### DATA TO USE

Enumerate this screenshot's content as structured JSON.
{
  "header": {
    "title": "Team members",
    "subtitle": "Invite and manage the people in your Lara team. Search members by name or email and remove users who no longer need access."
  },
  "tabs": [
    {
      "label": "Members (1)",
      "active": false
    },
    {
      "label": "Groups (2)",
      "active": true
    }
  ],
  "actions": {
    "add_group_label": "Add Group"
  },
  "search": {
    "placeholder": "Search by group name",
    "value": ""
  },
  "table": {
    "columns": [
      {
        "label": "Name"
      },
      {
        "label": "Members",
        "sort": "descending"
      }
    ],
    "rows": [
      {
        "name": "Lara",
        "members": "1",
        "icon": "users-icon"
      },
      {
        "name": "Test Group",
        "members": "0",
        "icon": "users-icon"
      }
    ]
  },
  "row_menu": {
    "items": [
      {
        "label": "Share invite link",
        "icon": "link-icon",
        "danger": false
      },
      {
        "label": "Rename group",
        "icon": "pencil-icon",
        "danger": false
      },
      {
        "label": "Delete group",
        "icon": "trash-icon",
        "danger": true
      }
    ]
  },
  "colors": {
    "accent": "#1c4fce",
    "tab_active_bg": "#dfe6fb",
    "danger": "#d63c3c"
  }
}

### TASK GOAL
Write the data from above out again, exactly.

### SOLUTION FOR THIS TASK
Enumerate this screenshot's content as structured JSON.
{
  "header": {
    "title": "Team members",
    "subtitle": "Invite and manage the people in your Lara team. Search members by name or email and remove users who no longer need access."
  },
  "tabs": [
    {
      "label": "Members (1)",
      "active": false
    },
    {
      "label": "Groups (2)",
      "active": true
    }
  ],
  "actions": {
    "add_group_label": "Add Group"
  },
  "search": {
    "placeholder": "Search by group name",
    "value": ""
  },
  "table": {
    "columns": [
      {
        "label": "Name"
      },
      {
        "label": "Members",
        "sort": "descending"
      }
    ],
    "rows": [
      {
        "name": "Lara",
        "members": "1",
        "icon": "users-icon"
      },
      {
        "name": "Test Group",
        "members": "0",
        "icon": "users-icon"
      }
    ]
  },
  "row_menu": {
    "items": [
      {
        "label": "Share invite link",
        "icon": "link-icon",
        "danger": false
      },
      {
        "label": "Rename group",
        "icon": "pencil-icon",
        "danger": false
      },
      {
        "label": "Delete group",
        "icon": "trash-icon",
        "danger": true
      }
    ]
  },
  "colors": {
    "accent": "#1c4fce",
    "tab_active_bg": "#dfe6fb",
    "danger": "#d63c3c"
  }
}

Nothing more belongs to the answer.